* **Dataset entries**
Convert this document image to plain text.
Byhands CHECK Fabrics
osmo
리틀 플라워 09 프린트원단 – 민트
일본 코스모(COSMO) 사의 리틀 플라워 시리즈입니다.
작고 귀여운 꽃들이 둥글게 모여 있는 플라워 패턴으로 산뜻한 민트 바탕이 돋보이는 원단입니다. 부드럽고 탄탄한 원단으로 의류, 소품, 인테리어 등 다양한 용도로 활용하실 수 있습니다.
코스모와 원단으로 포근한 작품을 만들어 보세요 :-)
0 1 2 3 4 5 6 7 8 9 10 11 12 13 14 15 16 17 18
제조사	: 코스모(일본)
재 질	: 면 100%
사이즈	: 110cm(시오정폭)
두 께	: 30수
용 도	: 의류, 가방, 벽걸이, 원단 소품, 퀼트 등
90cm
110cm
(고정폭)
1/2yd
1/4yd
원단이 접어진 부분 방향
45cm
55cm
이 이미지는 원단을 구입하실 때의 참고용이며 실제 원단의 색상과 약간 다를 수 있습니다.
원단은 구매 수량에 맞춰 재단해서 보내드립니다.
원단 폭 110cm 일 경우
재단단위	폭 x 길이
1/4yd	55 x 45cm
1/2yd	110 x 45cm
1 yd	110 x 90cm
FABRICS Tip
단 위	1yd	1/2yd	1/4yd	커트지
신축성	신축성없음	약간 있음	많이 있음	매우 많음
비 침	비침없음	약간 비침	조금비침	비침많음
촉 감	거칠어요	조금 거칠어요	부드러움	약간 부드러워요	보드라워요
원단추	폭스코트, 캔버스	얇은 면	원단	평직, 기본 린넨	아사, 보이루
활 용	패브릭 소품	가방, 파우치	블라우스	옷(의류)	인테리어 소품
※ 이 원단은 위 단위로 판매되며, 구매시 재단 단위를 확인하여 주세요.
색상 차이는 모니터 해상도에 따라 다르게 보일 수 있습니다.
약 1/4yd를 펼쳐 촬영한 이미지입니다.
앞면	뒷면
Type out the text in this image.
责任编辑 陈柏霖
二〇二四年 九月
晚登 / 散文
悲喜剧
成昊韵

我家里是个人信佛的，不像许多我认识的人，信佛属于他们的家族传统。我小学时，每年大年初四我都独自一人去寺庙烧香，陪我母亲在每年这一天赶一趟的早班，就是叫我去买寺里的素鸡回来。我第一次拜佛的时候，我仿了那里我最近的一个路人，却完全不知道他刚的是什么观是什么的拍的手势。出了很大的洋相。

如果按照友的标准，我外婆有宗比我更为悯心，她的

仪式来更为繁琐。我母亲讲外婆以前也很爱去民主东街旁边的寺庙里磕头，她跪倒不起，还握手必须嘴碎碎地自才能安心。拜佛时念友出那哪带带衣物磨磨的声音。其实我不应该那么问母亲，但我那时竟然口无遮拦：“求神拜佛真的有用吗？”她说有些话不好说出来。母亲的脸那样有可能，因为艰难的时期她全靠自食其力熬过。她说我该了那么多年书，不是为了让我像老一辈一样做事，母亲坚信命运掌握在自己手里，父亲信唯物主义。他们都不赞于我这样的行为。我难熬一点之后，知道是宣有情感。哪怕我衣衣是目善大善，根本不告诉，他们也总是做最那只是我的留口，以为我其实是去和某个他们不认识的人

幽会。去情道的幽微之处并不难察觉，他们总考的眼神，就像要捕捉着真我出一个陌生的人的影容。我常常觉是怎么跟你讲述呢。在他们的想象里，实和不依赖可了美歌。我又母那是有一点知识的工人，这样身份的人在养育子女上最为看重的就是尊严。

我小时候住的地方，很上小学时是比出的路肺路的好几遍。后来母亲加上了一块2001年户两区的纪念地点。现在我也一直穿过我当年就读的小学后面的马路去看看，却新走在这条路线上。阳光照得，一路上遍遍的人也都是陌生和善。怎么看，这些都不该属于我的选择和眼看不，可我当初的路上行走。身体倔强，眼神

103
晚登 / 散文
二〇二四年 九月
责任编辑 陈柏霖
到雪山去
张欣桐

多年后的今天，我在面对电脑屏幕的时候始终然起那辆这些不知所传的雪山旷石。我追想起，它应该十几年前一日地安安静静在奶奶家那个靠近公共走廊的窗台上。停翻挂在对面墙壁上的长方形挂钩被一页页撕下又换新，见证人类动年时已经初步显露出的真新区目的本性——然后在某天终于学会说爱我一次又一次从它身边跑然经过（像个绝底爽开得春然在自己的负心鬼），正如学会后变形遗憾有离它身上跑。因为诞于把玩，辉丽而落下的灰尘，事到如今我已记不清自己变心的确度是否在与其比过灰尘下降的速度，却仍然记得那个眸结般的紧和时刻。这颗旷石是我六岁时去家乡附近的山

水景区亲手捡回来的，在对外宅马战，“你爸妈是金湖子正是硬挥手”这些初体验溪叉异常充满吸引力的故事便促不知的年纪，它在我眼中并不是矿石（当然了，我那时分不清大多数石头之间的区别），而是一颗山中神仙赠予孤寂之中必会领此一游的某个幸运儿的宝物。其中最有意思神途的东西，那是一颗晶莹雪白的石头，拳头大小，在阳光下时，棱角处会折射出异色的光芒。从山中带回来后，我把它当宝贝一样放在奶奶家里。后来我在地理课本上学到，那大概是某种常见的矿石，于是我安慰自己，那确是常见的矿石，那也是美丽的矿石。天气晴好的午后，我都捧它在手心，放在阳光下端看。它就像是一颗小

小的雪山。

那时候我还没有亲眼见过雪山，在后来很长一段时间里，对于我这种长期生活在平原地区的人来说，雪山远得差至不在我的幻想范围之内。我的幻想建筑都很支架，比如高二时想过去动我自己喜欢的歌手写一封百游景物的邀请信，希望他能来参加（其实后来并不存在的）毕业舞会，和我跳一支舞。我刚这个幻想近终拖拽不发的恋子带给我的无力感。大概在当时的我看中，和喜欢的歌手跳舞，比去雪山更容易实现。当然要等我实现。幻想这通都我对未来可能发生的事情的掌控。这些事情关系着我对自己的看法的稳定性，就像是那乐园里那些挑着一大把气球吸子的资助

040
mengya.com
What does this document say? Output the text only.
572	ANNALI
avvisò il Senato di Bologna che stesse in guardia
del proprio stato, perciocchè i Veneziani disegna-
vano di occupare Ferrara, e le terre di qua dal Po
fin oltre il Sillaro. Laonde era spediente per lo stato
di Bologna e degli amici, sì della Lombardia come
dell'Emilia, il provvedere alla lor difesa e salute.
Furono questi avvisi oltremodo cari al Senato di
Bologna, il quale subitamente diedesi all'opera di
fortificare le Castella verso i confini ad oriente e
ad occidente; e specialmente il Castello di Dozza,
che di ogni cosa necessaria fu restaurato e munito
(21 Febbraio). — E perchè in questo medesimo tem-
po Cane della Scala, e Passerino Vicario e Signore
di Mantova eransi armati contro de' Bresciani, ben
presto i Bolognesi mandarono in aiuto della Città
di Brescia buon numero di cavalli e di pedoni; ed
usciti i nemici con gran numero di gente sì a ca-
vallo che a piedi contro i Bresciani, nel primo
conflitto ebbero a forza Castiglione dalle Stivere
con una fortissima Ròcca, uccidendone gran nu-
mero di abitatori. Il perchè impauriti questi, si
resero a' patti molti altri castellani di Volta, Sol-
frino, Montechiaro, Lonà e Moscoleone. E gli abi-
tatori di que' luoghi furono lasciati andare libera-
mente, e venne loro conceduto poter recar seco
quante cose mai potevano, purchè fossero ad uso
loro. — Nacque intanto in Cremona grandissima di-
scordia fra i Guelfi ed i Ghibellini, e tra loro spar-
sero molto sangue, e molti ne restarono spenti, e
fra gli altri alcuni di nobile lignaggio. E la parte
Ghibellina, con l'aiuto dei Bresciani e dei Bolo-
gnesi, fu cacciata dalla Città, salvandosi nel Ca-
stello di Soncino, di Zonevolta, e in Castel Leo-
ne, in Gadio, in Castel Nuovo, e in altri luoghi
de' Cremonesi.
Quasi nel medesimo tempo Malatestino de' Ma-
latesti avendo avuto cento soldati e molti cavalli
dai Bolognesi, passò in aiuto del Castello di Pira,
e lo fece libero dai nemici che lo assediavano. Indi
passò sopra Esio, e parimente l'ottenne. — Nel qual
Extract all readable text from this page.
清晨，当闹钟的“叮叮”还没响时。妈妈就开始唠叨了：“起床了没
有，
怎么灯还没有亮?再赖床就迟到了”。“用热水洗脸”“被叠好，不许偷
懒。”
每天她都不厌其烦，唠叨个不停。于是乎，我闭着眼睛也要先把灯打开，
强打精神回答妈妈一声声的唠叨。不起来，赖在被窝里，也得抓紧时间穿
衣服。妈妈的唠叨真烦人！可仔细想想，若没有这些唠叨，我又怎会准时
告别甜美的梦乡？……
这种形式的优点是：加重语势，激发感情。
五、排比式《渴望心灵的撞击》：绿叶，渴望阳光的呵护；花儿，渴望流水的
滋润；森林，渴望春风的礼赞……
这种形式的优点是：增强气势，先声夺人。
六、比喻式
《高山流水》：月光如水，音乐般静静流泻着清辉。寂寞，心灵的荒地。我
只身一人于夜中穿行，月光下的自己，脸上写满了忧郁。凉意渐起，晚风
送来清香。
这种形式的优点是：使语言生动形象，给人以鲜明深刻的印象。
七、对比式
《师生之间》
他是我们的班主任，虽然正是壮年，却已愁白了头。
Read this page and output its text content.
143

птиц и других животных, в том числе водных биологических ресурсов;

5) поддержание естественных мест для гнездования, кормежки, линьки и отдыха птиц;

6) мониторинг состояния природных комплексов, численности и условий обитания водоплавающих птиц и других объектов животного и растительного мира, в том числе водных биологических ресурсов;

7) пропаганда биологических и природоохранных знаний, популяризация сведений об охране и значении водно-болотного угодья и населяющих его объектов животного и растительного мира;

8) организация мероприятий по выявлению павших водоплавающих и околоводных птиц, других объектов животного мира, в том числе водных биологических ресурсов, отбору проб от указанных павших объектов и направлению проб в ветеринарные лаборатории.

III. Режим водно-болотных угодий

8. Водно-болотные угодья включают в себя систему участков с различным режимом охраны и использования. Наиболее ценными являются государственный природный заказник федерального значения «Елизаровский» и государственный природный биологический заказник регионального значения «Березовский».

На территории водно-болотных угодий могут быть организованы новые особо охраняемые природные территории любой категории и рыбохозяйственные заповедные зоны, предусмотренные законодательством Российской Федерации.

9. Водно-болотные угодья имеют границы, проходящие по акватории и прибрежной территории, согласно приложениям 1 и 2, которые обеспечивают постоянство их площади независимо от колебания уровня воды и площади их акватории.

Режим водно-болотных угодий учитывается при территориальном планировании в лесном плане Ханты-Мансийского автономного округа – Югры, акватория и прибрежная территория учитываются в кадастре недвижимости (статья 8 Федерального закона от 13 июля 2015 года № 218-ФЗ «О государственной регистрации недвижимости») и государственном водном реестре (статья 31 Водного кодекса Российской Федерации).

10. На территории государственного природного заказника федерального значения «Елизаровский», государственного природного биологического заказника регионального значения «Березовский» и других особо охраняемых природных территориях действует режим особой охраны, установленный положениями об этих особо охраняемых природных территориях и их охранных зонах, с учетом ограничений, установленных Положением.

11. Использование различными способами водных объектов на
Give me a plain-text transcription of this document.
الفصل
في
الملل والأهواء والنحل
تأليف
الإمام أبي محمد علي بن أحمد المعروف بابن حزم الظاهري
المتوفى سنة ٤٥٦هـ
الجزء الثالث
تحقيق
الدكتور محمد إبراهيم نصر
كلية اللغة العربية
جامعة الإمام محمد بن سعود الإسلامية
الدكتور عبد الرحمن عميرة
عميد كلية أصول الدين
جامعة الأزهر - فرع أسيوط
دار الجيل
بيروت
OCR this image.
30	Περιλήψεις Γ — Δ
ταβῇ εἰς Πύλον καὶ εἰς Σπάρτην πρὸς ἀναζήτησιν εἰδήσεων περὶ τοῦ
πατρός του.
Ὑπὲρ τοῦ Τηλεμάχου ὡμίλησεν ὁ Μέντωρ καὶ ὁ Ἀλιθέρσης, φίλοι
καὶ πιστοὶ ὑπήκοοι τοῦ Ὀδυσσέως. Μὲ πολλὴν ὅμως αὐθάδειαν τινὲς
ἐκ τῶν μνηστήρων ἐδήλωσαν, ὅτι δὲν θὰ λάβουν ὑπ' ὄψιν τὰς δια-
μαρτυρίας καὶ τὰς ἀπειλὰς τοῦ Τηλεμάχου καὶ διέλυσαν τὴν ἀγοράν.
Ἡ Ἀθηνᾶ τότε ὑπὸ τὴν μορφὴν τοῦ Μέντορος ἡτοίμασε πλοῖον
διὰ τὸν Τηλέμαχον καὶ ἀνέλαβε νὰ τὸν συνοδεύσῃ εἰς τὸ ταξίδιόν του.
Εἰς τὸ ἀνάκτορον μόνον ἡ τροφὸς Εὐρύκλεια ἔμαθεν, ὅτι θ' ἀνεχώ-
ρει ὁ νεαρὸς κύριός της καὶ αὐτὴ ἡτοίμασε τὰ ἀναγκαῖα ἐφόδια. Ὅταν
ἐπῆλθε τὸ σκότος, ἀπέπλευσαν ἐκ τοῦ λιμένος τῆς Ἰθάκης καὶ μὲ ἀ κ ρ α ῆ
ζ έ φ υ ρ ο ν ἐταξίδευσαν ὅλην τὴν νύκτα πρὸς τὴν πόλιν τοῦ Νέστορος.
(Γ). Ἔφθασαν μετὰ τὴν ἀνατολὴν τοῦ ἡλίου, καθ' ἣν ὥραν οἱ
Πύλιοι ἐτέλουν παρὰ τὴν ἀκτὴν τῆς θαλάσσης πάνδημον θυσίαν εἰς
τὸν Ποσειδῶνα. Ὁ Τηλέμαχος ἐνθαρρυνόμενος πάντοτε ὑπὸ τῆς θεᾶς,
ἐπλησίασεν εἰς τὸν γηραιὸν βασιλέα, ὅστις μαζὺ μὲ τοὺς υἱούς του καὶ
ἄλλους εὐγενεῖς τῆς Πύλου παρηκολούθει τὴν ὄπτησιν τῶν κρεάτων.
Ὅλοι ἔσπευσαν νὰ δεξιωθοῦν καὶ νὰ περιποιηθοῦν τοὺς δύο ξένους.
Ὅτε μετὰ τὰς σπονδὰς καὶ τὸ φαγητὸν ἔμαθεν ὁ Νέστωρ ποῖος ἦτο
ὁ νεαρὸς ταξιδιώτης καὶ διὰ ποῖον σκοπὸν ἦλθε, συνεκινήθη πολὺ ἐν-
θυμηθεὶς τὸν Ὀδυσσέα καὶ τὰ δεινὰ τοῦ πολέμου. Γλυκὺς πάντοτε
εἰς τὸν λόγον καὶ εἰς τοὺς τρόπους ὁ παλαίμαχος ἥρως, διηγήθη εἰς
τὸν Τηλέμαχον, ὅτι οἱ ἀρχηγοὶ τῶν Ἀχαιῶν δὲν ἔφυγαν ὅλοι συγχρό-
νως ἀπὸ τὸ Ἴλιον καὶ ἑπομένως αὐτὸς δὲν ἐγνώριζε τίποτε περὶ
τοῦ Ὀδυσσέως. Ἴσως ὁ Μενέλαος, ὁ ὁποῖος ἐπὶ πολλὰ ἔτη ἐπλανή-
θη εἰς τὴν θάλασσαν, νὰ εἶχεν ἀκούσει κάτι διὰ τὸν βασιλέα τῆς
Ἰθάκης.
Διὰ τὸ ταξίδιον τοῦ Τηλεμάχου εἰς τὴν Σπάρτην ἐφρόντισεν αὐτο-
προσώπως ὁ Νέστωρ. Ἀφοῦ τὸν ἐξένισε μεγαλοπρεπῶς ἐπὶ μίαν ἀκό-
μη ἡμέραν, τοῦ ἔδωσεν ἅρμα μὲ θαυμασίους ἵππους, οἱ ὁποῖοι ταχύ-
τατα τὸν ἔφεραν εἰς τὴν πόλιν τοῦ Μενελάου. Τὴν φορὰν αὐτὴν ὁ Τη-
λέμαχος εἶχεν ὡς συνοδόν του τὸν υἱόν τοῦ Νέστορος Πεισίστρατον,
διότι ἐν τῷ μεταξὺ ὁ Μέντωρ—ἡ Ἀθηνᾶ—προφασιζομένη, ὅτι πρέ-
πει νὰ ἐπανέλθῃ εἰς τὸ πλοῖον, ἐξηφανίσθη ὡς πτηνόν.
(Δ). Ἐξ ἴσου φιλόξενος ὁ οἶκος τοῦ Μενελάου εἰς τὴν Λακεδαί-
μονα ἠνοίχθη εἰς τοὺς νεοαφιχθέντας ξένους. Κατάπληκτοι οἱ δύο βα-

* **To do**
Which lines hold the word "πάντοτε"? Copy every one of them.

* **Worked answer**
τὸν Ποσειδῶνα. Ὁ Τηλέμαχος ἐνθαρρυνόμενος πάντοτε ὑπὸ τῆς θεᾶς,
θυμηθεὶς τὸν Ὀδυσσέα καὶ τὰ δεινὰ τοῦ πολέμου. Γλυκὺς πάντοτε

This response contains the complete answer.